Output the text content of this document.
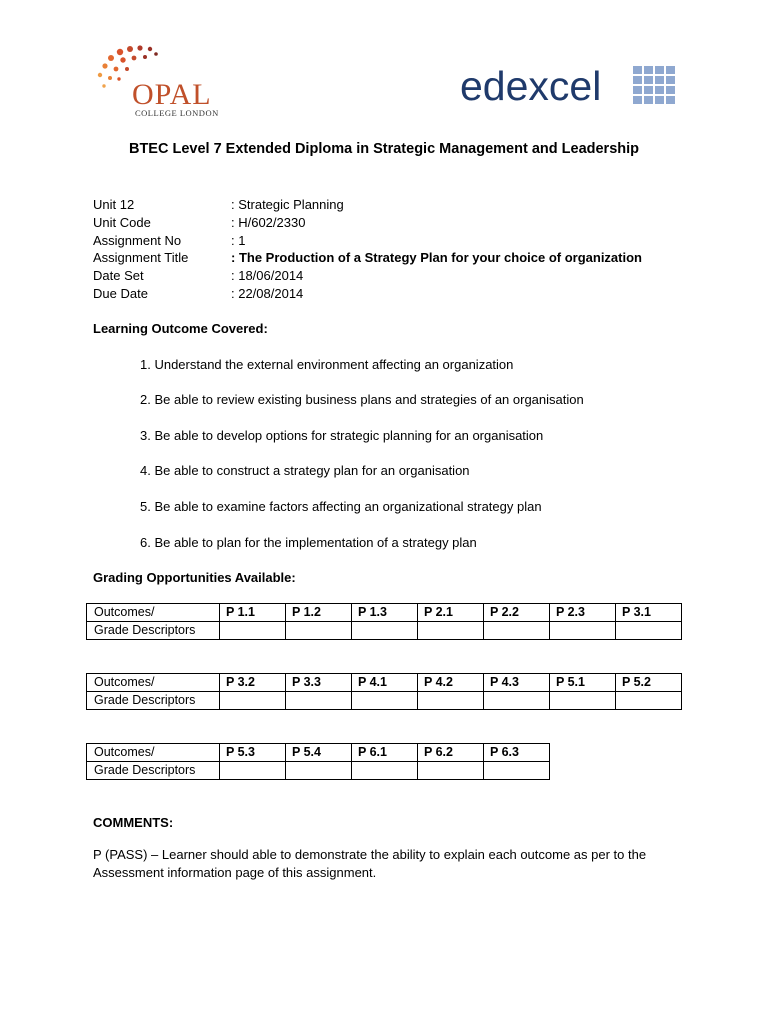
OPAL
COLLEGE LONDON
edexcel
BTEC Level 7 Extended Diploma in Strategic Management and Leadership
Unit 12	: Strategic Planning
Unit Code	: H/602/2330
Assignment No	: 1
Assignment Title	: The Production of a Strategy Plan for your choice of organization
Date Set	: 18/06/2014
Due Date	: 22/08/2014
Learning Outcome Covered:
1. Understand the external environment affecting an organization
2. Be able to review existing business plans and strategies of an organisation
3. Be able to develop options for strategic planning for an organisation
4. Be able to construct a strategy plan for an organisation
5. Be able to examine factors affecting an organizational strategy plan
6. Be able to plan for the implementation of a strategy plan
Grading Opportunities Available:
Outcomes/	P 1.1	P 1.2	P 1.3	P 2.1	P 2.2	P 2.3	P 3.1
Grade Descriptors							
Outcomes/	P 3.2	P 3.3	P 4.1	P 4.2	P 4.3	P 5.1	P 5.2
Grade Descriptors							
Outcomes/	P 5.3	P 5.4	P 6.1	P 6.2	P 6.3
Grade Descriptors					
COMMENTS:
P (PASS) – Learner should able to demonstrate the ability to explain each outcome as per to the Assessment information page of this assignment.
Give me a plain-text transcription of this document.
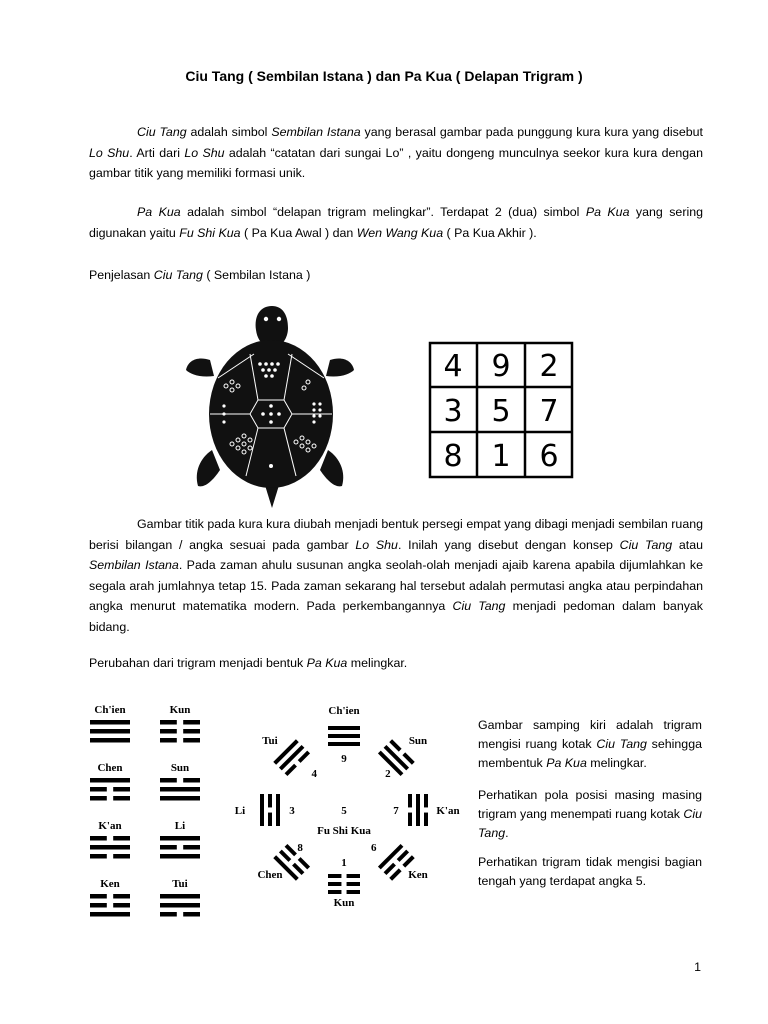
Ciu Tang ( Sembilan Istana ) dan Pa Kua ( Delapan Trigram )

Ciu Tang adalah simbol Sembilan Istana yang berasal gambar pada punggung kura kura yang disebut Lo Shu. Arti dari Lo Shu adalah “catatan dari sungai Lo” , yaitu dongeng munculnya seekor kura kura dengan gambar titik yang memiliki formasi unik.

Pa Kua adalah simbol “delapan trigram melingkar”. Terdapat 2 (dua) simbol Pa Kua yang sering digunakan yaitu Fu Shi Kua ( Pa Kua Awal ) dan Wen Wang Kua ( Pa Kua Akhir ).

Penjelasan Ciu Tang ( Sembilan Istana )
4 9 2
3 5 7
8 1 6

Gambar titik pada kura kura diubah menjadi bentuk persegi empat yang dibagi menjadi sembilan ruang berisi bilangan / angka sesuai pada gambar Lo Shu. Inilah yang disebut dengan konsep Ciu Tang atau Sembilan Istana. Pada zaman ahulu susunan angka seolah-olah menjadi ajaib karena apabila dijumlahkan ke segala arah jumlahnya tetap 15. Pada zaman sekarang hal tersebut adalah permutasi angka atau perpindahan angka menurut matematika modern. Pada perkembangannya Ciu Tang menjadi pedoman dalam banyak bidang.

Perubahan dari trigram menjadi bentuk Pa Kua melingkar.
Ch'ien	Kun
Chen	Sun
K'an	Li
Ken	Tui
Ch'ien
9
Sun
2
K'an
7
Ken
6
Kun
1
Chen
8
Li	3
Tui
4
5
Fu Shi Kua

Gambar samping kiri adalah trigram mengisi ruang kotak Ciu Tang sehingga membentuk Pa Kua melingkar.

Perhatikan pola posisi masing masing trigram yang menempati ruang kotak Ciu Tang.

Perhatikan trigram tidak mengisi bagian tengah yang terdapat angka 5.

1
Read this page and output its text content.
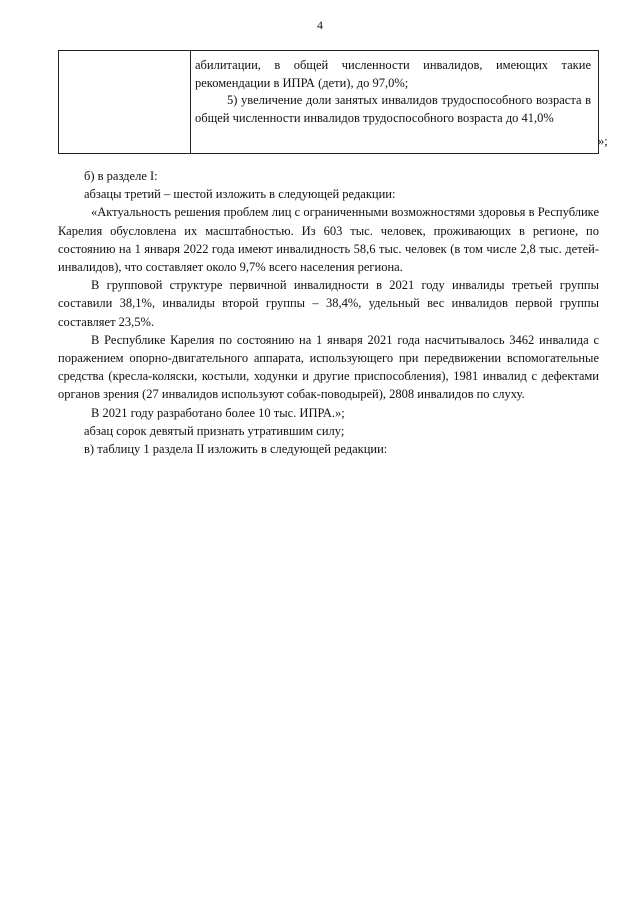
4

абилитации, в общей численности инвалидов, имеющих такие рекомендации в ИПРА (дети), до 97,0%;

5) увеличение доли занятых инвалидов трудоспособного возраста в общей численности инвалидов трудоспособного возраста до 41,0%

»;

б) в разделе I:

абзацы третий – шестой изложить в следующей редакции:

«Актуальность решения проблем лиц с ограниченными возможностями здоровья в Республике Карелия обусловлена их масштабностью. Из 603 тыс. человек, проживающих в регионе, по состоянию на 1 января 2022 года имеют инвалидность 58,6 тыс. человек (в том числе 2,8 тыс. детей-инвалидов), что составляет около 9,7% всего населения региона.

В групповой структуре первичной инвалидности в 2021 году инвалиды третьей группы составили 38,1%, инвалиды второй группы – 38,4%, удельный вес инвалидов первой группы составляет 23,5%.

В Республике Карелия по состоянию на 1 января 2021 года насчитывалось 3462 инвалида с поражением опорно-двигательного аппарата, использующего при передвижении вспомогательные средства (кресла-коляски, костыли, ходунки и другие приспособления), 1981 инвалид с дефектами органов зрения (27 инвалидов используют собак-поводырей), 2808 инвалидов по слуху.

В 2021 году разработано более 10 тыс. ИПРА.»;

абзац сорок девятый признать утратившим силу;

в) таблицу 1 раздела II изложить в следующей редакции:
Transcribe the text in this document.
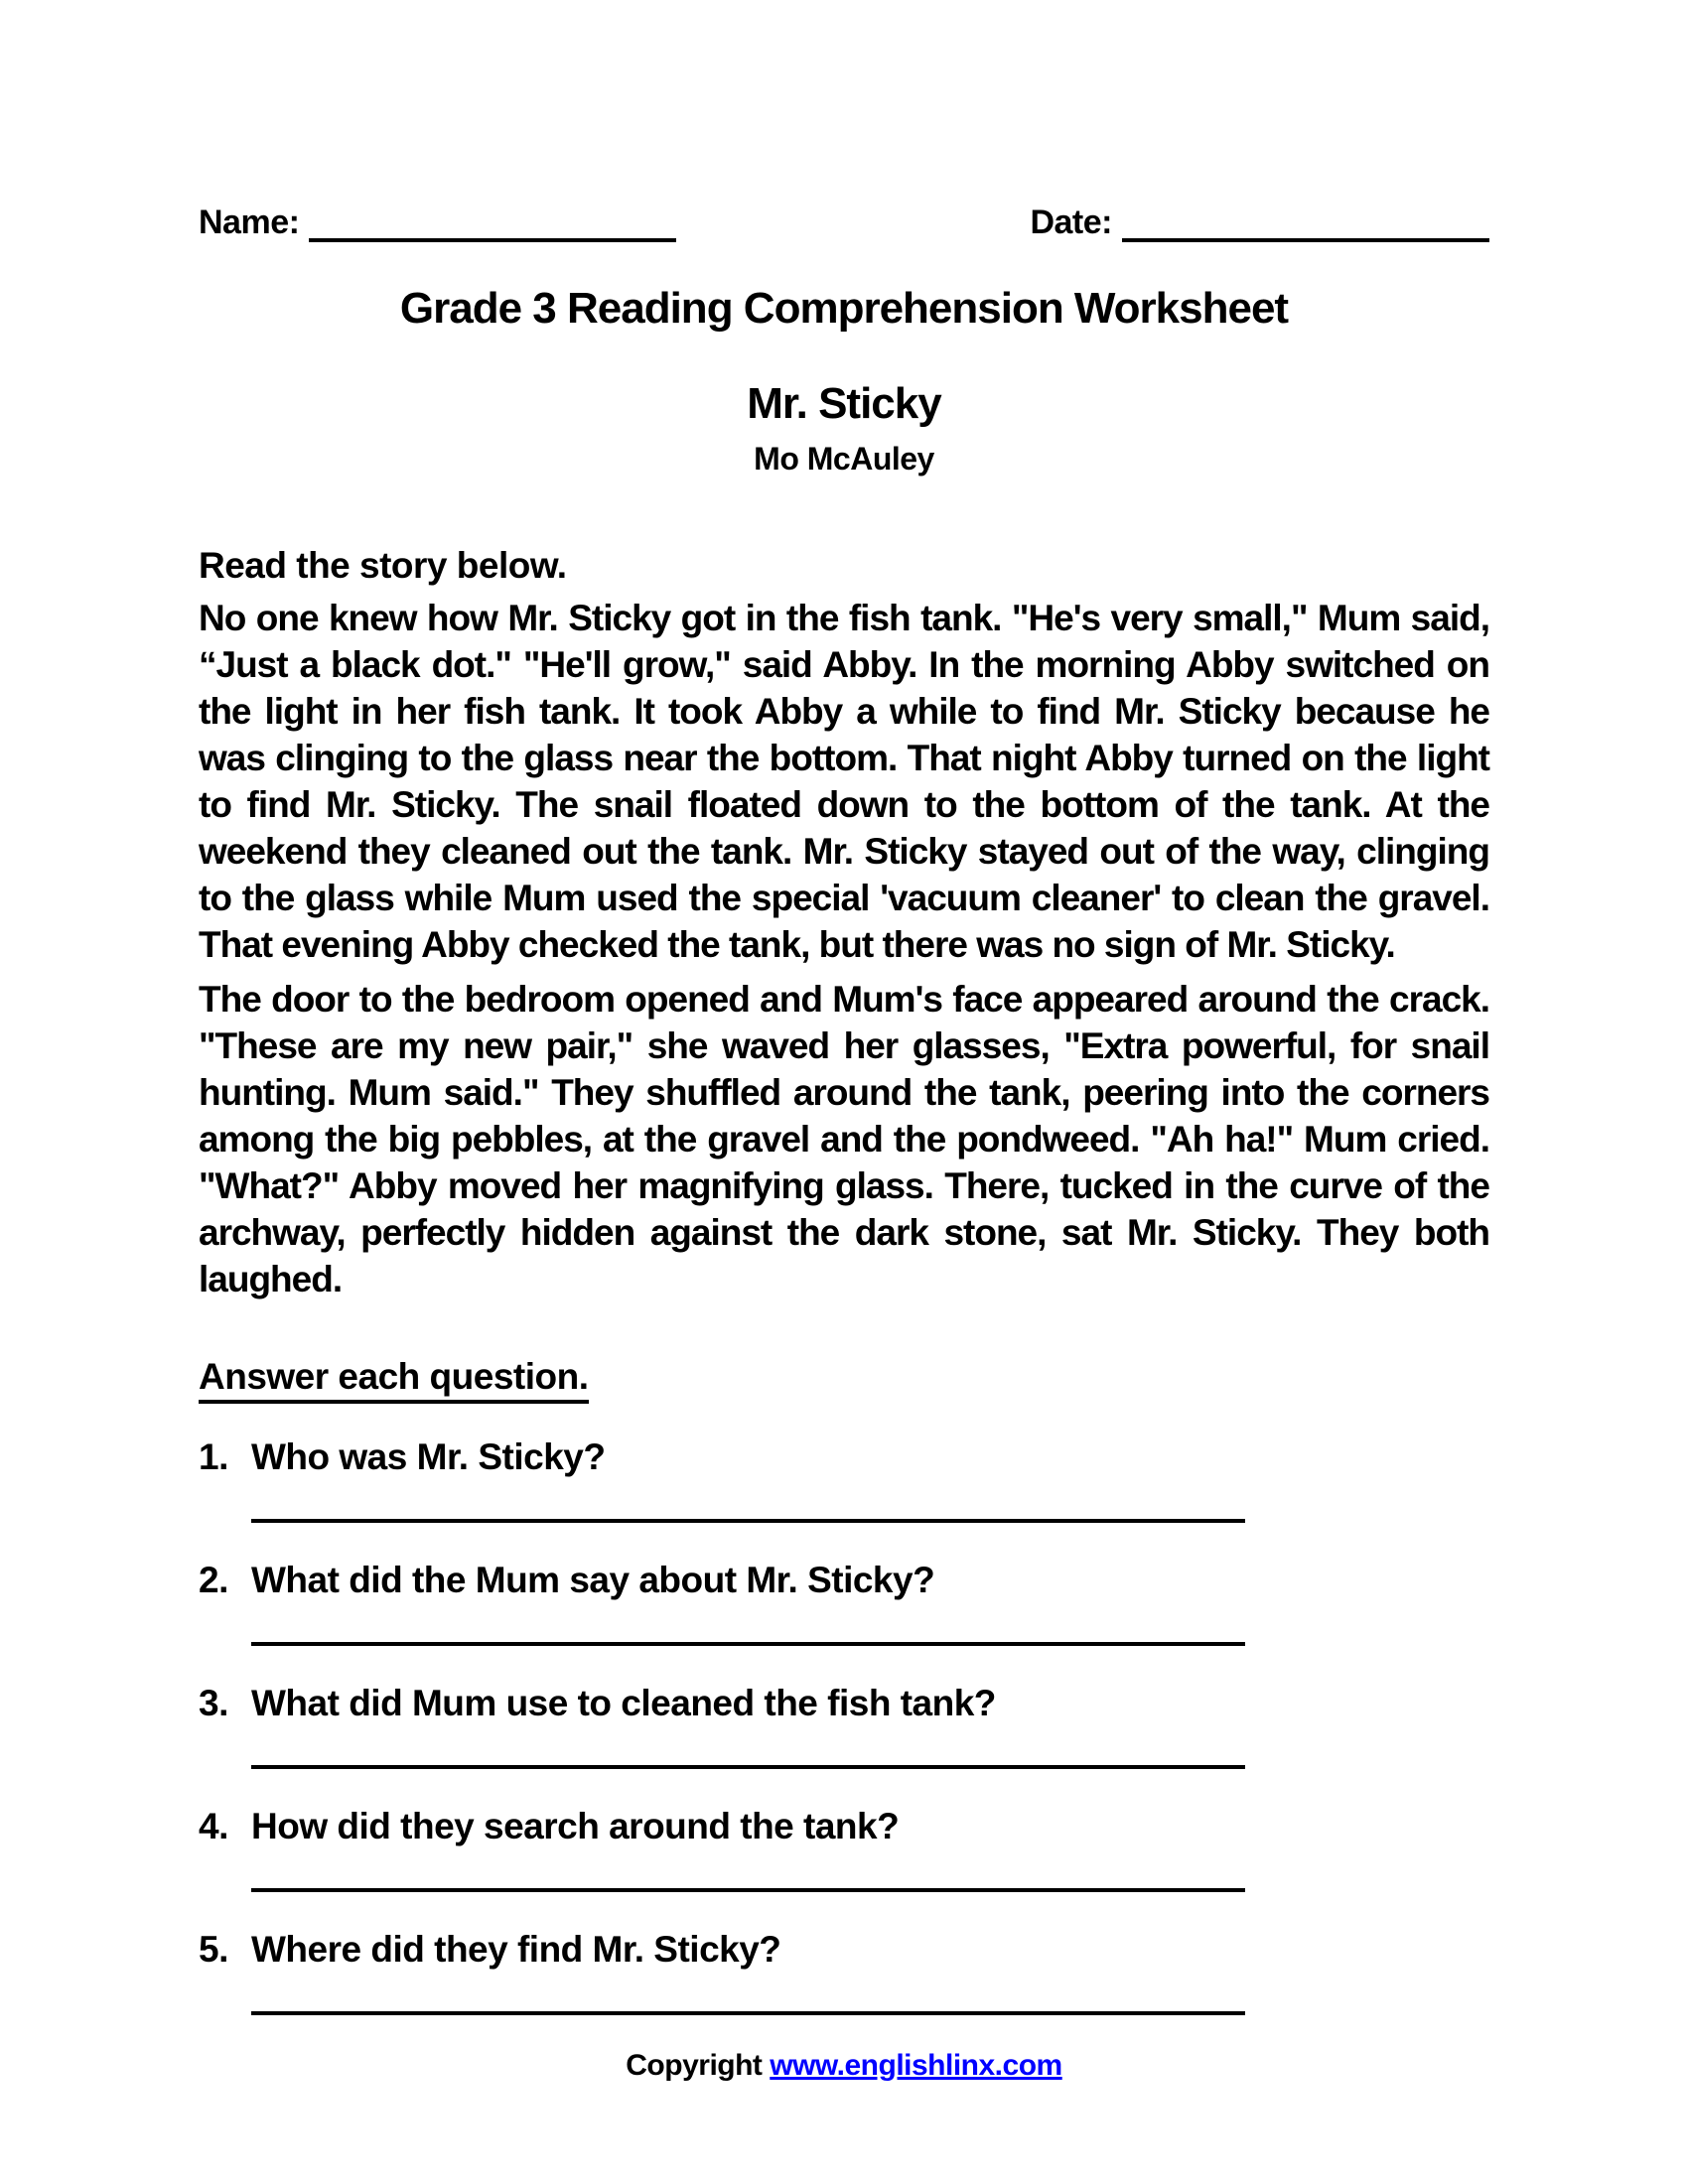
Name:	Date:
Grade 3 Reading Comprehension Worksheet
Mr. Sticky
Mo McAuley
Read the story below.

No one knew how Mr. Sticky got in the fish tank. "He's very small," Mum said, “Just a black dot." "He'll grow," said Abby. In the morning Abby switched on the light in her fish tank. It took Abby a while to find Mr. Sticky because he was clinging to the glass near the bottom. That night Abby turned on the light to find Mr. Sticky. The snail floated down to the bottom of the tank. At the weekend they cleaned out the tank. Mr. Sticky stayed out of the way, clinging to the glass while Mum used the special 'vacuum cleaner' to clean the gravel. That evening Abby checked the tank, but there was no sign of Mr. Sticky.

The door to the bedroom opened and Mum's face appeared around the crack. "These are my new pair," she waved her glasses, "Extra powerful, for snail hunting. Mum said." They shuffled around the tank, peering into the corners among the big pebbles, at the gravel and the pondweed. "Ah ha!" Mum cried. "What?" Abby moved her magnifying glass. There, tucked in the curve of the archway, perfectly hidden against the dark stone, sat Mr. Sticky. They both laughed.

Answer each question.
1. Who was Mr. Sticky?
2. What did the Mum say about Mr. Sticky?
3. What did Mum use to cleaned the fish tank?
4. How did they search around the tank?
5. Where did they find Mr. Sticky?
Copyright www.englishlinx.com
------
[WRITTEN REQUEST]: Above are the records. Copy every line in them holding "Date".

[RESULT OF THE EXERCISE]:
Date Set	: 18/06/2014
Due Date	: 22/08/2014
Name:	Date:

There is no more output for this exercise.